LISTED RECORDS.
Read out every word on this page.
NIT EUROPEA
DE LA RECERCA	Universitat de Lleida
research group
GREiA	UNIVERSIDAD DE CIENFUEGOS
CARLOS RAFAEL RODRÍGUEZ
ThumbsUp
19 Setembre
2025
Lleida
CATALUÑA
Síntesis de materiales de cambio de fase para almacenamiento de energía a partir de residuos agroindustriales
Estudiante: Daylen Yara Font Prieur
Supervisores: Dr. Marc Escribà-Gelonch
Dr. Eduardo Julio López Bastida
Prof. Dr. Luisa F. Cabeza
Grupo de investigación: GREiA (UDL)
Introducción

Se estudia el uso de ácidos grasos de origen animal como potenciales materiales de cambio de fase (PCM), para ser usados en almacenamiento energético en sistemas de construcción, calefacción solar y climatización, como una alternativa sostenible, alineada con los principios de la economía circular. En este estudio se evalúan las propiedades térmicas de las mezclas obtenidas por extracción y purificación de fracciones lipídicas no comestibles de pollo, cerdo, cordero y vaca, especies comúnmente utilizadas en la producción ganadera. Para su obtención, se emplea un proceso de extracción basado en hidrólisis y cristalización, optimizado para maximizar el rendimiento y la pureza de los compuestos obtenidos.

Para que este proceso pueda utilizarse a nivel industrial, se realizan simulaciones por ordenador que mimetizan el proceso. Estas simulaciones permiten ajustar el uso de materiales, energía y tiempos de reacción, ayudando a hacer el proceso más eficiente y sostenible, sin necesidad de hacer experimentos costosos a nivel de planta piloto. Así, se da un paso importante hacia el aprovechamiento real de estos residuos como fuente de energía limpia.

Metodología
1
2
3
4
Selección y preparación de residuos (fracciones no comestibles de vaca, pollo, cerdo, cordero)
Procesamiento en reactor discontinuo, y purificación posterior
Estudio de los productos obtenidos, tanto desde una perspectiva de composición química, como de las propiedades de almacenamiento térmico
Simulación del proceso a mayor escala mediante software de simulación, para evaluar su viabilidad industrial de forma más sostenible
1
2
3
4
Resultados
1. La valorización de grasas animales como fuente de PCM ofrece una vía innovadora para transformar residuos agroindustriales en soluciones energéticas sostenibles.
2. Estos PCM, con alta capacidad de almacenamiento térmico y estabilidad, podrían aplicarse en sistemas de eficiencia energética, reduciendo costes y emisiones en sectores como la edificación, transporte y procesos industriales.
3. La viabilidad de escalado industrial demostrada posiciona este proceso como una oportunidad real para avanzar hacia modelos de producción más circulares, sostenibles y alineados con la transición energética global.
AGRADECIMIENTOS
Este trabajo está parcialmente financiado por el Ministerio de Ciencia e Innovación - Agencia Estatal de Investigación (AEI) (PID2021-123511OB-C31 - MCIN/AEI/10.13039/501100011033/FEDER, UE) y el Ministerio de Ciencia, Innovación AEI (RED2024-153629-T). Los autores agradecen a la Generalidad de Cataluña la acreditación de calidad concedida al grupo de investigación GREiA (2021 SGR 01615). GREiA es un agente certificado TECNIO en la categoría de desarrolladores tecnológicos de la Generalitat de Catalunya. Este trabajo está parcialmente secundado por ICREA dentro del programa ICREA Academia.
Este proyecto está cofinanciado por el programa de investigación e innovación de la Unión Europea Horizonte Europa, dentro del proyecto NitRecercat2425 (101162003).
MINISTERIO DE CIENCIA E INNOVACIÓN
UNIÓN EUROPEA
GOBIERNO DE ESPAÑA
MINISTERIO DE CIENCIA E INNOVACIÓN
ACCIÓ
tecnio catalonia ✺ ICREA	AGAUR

PROBLEM STATEMENT. Reproduce each record exactly as it appears.

OUTPUT FOR THIS TASK.
Read out every word on this page.
NIT EUROPEA
DE LA RECERCA	Universitat de Lleida
research group
GREiA	UNIVERSIDAD DE CIENFUEGOS
CARLOS RAFAEL RODRÍGUEZ
ThumbsUp
19 Setembre
2025
Lleida
CATALUÑA
Síntesis de materiales de cambio de fase para almacenamiento de energía a partir de residuos agroindustriales
Estudiante: Daylen Yara Font Prieur
Supervisores: Dr. Marc Escribà-Gelonch
Dr. Eduardo Julio López Bastida
Prof. Dr. Luisa F. Cabeza
Grupo de investigación: GREiA (UDL)
Introducción

Se estudia el uso de ácidos grasos de origen animal como potenciales materiales de cambio de fase (PCM), para ser usados en almacenamiento energético en sistemas de construcción, calefacción solar y climatización, como una alternativa sostenible, alineada con los principios de la economía circular. En este estudio se evalúan las propiedades térmicas de las mezclas obtenidas por extracción y purificación de fracciones lipídicas no comestibles de pollo, cerdo, cordero y vaca, especies comúnmente utilizadas en la producción ganadera. Para su obtención, se emplea un proceso de extracción basado en hidrólisis y cristalización, optimizado para maximizar el rendimiento y la pureza de los compuestos obtenidos.

Para que este proceso pueda utilizarse a nivel industrial, se realizan simulaciones por ordenador que mimetizan el proceso. Estas simulaciones permiten ajustar el uso de materiales, energía y tiempos de reacción, ayudando a hacer el proceso más eficiente y sostenible, sin necesidad de hacer experimentos costosos a nivel de planta piloto. Así, se da un paso importante hacia el aprovechamiento real de estos residuos como fuente de energía limpia.

Metodología
1
2
3
4
Selección y preparación de residuos (fracciones no comestibles de vaca, pollo, cerdo, cordero)
Procesamiento en reactor discontinuo, y purificación posterior
Estudio de los productos obtenidos, tanto desde una perspectiva de composición química, como de las propiedades de almacenamiento térmico
Simulación del proceso a mayor escala mediante software de simulación, para evaluar su viabilidad industrial de forma más sostenible
1
2
3
4
Resultados
1. La valorización de grasas animales como fuente de PCM ofrece una vía innovadora para transformar residuos agroindustriales en soluciones energéticas sostenibles.
2. Estos PCM, con alta capacidad de almacenamiento térmico y estabilidad, podrían aplicarse en sistemas de eficiencia energética, reduciendo costes y emisiones en sectores como la edificación, transporte y procesos industriales.
3. La viabilidad de escalado industrial demostrada posiciona este proceso como una oportunidad real para avanzar hacia modelos de producción más circulares, sostenibles y alineados con la transición energética global.
AGRADECIMIENTOS
Este trabajo está parcialmente financiado por el Ministerio de Ciencia e Innovación - Agencia Estatal de Investigación (AEI) (PID2021-123511OB-C31 - MCIN/AEI/10.13039/501100011033/FEDER, UE) y el Ministerio de Ciencia, Innovación AEI (RED2024-153629-T). Los autores agradecen a la Generalidad de Cataluña la acreditación de calidad concedida al grupo de investigación GREiA (2021 SGR 01615). GREiA es un agente certificado TECNIO en la categoría de desarrolladores tecnológicos de la Generalitat de Catalunya. Este trabajo está parcialmente secundado por ICREA dentro del programa ICREA Academia.
Este proyecto está cofinanciado por el programa de investigación e innovación de la Unión Europea Horizonte Europa, dentro del proyecto NitRecercat2425 (101162003).
MINISTERIO DE CIENCIA E INNOVACIÓN
UNIÓN EUROPEA
GOBIERNO DE ESPAÑA
MINISTERIO DE CIENCIA E INNOVACIÓN
ACCIÓ
tecnio catalonia ✺ ICREA	AGAUR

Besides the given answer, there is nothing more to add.